[A block of data]
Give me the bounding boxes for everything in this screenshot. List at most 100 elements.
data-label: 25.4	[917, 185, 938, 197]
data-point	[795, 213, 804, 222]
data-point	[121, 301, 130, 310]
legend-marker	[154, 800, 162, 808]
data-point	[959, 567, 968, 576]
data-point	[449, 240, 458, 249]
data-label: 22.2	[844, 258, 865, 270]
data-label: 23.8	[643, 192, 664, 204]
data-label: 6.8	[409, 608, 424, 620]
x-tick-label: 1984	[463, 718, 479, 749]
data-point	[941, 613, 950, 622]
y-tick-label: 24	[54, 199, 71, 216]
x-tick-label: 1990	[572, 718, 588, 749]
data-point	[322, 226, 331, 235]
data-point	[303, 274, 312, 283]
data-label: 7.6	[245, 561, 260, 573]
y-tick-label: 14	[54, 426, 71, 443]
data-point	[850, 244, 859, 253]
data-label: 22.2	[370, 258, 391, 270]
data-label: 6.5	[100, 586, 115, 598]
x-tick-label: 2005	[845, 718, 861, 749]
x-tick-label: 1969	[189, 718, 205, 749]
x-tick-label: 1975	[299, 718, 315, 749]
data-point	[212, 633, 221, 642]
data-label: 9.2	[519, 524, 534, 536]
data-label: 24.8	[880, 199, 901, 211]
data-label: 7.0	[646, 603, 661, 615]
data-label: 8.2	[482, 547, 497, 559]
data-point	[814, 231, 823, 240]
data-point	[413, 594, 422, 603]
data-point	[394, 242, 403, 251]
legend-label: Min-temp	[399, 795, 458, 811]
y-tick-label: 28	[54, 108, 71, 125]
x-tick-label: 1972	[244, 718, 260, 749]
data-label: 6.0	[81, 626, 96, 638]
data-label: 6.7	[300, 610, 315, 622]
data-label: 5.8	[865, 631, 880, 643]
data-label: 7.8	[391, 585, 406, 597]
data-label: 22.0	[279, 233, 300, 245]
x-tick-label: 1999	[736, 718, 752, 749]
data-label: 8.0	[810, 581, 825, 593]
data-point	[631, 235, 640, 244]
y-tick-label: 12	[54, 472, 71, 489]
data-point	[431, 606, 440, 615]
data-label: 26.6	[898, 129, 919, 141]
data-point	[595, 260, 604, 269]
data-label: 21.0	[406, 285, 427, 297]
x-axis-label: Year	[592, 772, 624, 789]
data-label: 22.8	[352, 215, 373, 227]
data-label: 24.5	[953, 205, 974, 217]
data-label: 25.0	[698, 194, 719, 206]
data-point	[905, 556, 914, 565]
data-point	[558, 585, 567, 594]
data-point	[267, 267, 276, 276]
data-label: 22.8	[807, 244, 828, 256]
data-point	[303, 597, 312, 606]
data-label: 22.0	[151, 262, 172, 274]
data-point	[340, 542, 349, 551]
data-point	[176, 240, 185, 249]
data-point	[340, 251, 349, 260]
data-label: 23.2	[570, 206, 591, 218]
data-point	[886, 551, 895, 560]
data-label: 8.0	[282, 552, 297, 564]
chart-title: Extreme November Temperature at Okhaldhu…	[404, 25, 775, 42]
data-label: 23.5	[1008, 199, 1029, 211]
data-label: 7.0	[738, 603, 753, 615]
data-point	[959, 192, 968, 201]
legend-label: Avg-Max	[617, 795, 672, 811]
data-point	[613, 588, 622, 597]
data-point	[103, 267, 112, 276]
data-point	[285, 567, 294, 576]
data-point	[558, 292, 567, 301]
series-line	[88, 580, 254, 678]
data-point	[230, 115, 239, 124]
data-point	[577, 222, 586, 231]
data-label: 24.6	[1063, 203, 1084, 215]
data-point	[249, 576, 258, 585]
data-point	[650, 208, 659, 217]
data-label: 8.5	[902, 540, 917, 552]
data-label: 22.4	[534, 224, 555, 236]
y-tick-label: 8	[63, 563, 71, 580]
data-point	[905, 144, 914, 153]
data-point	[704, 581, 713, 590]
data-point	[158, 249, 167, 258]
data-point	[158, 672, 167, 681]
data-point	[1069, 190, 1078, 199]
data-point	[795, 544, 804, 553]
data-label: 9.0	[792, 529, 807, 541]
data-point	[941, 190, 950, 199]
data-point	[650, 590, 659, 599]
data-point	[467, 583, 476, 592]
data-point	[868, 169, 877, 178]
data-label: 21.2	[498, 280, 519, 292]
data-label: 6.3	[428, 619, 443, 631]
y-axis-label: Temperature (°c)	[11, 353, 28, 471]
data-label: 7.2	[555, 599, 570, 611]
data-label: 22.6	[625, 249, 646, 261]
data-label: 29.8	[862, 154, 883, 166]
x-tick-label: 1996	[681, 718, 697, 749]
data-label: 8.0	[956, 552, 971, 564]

- [THE EXERCISE]:
Print the lines of the records above without any changes.

- [EXERCISE RESPONSE]:
Give me the bounding boxes for everything in this screenshot. List at most 100 elements.
data-label: 25.4	[917, 185, 938, 197]
data-point	[795, 213, 804, 222]
data-point	[121, 301, 130, 310]
legend-marker	[154, 800, 162, 808]
data-point	[959, 567, 968, 576]
data-point	[449, 240, 458, 249]
data-label: 22.2	[844, 258, 865, 270]
data-label: 23.8	[643, 192, 664, 204]
data-label: 6.8	[409, 608, 424, 620]
x-tick-label: 1984	[463, 718, 479, 749]
data-point	[941, 613, 950, 622]
y-tick-label: 24	[54, 199, 71, 216]
x-tick-label: 1990	[572, 718, 588, 749]
data-point	[322, 226, 331, 235]
data-point	[303, 274, 312, 283]
data-label: 7.6	[245, 561, 260, 573]
y-tick-label: 14	[54, 426, 71, 443]
data-point	[850, 244, 859, 253]
data-label: 22.2	[370, 258, 391, 270]
data-label: 6.5	[100, 586, 115, 598]
x-tick-label: 2005	[845, 718, 861, 749]
x-tick-label: 1969	[189, 718, 205, 749]
x-tick-label: 1975	[299, 718, 315, 749]
data-point	[212, 633, 221, 642]
data-label: 9.2	[519, 524, 534, 536]
data-label: 24.8	[880, 199, 901, 211]
data-label: 7.0	[646, 603, 661, 615]
data-label: 8.2	[482, 547, 497, 559]
data-point	[814, 231, 823, 240]
data-point	[413, 594, 422, 603]
data-point	[394, 242, 403, 251]
legend-label: Min-temp	[399, 795, 458, 811]
y-tick-label: 28	[54, 108, 71, 125]
x-tick-label: 1972	[244, 718, 260, 749]
data-label: 6.0	[81, 626, 96, 638]
data-label: 6.7	[300, 610, 315, 622]
data-label: 5.8	[865, 631, 880, 643]
data-label: 7.8	[391, 585, 406, 597]
data-label: 22.0	[279, 233, 300, 245]
x-tick-label: 1999	[736, 718, 752, 749]
data-label: 8.0	[810, 581, 825, 593]
data-point	[631, 235, 640, 244]
y-tick-label: 12	[54, 472, 71, 489]
data-point	[431, 606, 440, 615]
data-label: 26.6	[898, 129, 919, 141]
data-point	[595, 260, 604, 269]
data-label: 21.0	[406, 285, 427, 297]
x-axis-label: Year	[592, 772, 624, 789]
data-label: 22.8	[352, 215, 373, 227]
data-label: 24.5	[953, 205, 974, 217]
data-label: 25.0	[698, 194, 719, 206]
data-point	[905, 556, 914, 565]
data-point	[558, 585, 567, 594]
data-point	[267, 267, 276, 276]
data-label: 22.8	[807, 244, 828, 256]
data-point	[303, 597, 312, 606]
data-label: 22.0	[151, 262, 172, 274]
data-point	[340, 542, 349, 551]
data-point	[176, 240, 185, 249]
data-point	[340, 251, 349, 260]
data-label: 23.2	[570, 206, 591, 218]
data-point	[886, 551, 895, 560]
data-label: 8.0	[282, 552, 297, 564]
chart-title: Extreme November Temperature at Okhaldhu…	[404, 25, 775, 42]
data-label: 23.5	[1008, 199, 1029, 211]
data-label: 7.0	[738, 603, 753, 615]
data-point	[959, 192, 968, 201]
legend-label: Avg-Max	[617, 795, 672, 811]
data-point	[613, 588, 622, 597]
data-point	[103, 267, 112, 276]
data-point	[285, 567, 294, 576]
data-point	[558, 292, 567, 301]
series-line	[88, 580, 254, 678]
data-point	[230, 115, 239, 124]
data-point	[577, 222, 586, 231]
data-label: 24.6	[1063, 203, 1084, 215]
data-point	[249, 576, 258, 585]
data-point	[650, 208, 659, 217]
data-label: 8.5	[902, 540, 917, 552]
data-label: 22.4	[534, 224, 555, 236]
y-tick-label: 8	[63, 563, 71, 580]
data-point	[905, 144, 914, 153]
data-point	[704, 581, 713, 590]
data-point	[158, 249, 167, 258]
data-point	[158, 672, 167, 681]
data-point	[1069, 190, 1078, 199]
data-point	[795, 544, 804, 553]
data-label: 9.0	[792, 529, 807, 541]
data-point	[941, 190, 950, 199]
data-point	[650, 590, 659, 599]
data-point	[467, 583, 476, 592]
data-point	[868, 169, 877, 178]
data-label: 21.2	[498, 280, 519, 292]
data-label: 6.3	[428, 619, 443, 631]
y-axis-label: Temperature (°c)	[11, 353, 28, 471]
data-label: 7.2	[555, 599, 570, 611]
data-label: 22.6	[625, 249, 646, 261]
data-label: 29.8	[862, 154, 883, 166]
x-tick-label: 1996	[681, 718, 697, 749]
data-label: 8.0	[956, 552, 971, 564]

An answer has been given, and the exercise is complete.